→ **YOUR TASK**
Collect each line of the records containing the string "student".

→ **RECORDS SUPPLIED**
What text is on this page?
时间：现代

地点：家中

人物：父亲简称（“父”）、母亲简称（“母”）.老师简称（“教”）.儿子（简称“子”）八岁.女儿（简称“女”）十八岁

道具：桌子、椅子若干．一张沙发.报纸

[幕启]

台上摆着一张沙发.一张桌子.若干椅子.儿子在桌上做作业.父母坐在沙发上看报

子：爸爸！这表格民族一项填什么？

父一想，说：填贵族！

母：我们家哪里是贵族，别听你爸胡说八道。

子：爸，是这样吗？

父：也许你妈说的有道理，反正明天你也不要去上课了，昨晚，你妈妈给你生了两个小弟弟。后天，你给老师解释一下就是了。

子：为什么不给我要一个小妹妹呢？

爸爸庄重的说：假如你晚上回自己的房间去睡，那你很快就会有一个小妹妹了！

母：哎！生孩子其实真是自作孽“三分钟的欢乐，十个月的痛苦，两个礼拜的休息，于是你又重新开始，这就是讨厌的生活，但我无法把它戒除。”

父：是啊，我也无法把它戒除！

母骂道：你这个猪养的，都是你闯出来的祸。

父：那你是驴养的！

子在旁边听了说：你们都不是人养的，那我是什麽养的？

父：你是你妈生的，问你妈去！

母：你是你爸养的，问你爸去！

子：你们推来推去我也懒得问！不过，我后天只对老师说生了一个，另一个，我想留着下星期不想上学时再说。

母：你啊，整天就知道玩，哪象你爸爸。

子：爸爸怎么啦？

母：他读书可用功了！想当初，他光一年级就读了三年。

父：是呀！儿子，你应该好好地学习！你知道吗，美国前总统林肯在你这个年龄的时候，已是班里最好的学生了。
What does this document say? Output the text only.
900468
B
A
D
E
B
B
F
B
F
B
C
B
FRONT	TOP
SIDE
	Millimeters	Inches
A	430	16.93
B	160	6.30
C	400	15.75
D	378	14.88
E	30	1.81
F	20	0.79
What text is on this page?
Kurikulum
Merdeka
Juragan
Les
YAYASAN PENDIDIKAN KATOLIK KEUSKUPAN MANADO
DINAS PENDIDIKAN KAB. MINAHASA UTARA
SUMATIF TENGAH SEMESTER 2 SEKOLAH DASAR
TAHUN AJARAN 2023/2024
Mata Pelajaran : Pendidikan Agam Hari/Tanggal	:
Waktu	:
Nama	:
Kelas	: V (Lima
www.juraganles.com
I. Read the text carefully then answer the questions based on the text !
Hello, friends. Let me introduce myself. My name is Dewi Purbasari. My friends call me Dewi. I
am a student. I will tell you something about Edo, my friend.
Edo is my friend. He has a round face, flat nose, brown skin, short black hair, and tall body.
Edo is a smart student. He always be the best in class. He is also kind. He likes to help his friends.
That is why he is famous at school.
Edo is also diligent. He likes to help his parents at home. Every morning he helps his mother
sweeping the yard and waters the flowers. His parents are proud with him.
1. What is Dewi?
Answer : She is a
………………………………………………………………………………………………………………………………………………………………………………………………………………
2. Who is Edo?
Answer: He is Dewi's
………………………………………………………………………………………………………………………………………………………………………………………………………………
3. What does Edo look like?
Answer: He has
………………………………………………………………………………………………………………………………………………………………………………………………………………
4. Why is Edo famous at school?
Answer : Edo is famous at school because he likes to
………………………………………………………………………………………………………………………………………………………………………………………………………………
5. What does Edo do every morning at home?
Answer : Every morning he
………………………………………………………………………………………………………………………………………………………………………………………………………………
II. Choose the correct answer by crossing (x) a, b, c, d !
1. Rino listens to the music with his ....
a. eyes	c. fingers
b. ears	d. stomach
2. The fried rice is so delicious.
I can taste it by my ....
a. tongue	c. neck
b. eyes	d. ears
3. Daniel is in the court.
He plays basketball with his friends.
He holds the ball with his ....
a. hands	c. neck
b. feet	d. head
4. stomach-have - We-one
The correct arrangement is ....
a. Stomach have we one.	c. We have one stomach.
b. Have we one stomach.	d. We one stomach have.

→ **EXERCISE RESULT**
am a student. I will tell you something about Edo, my friend.
Edo is a smart student. He always be the best in class. He is also kind. He likes to help his friends.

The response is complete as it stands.